AIM OF THE EXERCISE:
Copy out all the lines where "exposition" shows up.

Stored records
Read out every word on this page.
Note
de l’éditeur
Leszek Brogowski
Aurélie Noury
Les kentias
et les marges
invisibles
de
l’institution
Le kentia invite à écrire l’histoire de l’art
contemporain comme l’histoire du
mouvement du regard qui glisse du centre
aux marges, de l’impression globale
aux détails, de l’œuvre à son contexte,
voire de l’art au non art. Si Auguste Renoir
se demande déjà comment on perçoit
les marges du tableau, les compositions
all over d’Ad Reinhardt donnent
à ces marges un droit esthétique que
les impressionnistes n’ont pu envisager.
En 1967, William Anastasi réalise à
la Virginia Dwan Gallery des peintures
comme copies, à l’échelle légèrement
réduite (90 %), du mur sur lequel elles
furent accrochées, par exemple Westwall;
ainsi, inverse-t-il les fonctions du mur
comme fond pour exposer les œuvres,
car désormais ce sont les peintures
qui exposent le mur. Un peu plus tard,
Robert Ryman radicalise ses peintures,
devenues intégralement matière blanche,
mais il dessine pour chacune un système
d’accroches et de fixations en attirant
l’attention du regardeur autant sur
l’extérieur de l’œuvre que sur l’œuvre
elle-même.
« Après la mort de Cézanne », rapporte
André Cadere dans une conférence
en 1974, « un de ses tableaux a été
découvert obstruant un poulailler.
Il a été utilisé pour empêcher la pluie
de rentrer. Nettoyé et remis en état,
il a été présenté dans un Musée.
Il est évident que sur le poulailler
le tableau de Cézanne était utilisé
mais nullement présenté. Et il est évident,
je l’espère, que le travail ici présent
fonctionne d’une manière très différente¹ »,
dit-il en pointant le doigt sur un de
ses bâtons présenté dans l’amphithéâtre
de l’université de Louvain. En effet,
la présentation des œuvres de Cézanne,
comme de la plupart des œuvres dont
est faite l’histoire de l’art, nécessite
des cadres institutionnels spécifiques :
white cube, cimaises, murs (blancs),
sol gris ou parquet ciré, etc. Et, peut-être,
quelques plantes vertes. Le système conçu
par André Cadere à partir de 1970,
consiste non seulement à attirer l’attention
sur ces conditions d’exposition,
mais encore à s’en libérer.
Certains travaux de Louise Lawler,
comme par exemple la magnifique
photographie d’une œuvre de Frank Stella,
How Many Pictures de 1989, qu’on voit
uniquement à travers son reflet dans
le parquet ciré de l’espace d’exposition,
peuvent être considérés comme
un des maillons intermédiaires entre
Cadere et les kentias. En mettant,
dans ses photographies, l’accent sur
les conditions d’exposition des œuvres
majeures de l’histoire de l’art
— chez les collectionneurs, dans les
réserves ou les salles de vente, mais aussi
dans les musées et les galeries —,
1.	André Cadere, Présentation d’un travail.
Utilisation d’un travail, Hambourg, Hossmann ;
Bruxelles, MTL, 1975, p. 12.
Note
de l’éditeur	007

RESULT FOR THIS EXERCISE:
sur ces conditions d’exposition,
le parquet ciré de l’espace d’exposition,
les conditions d’exposition des œuvres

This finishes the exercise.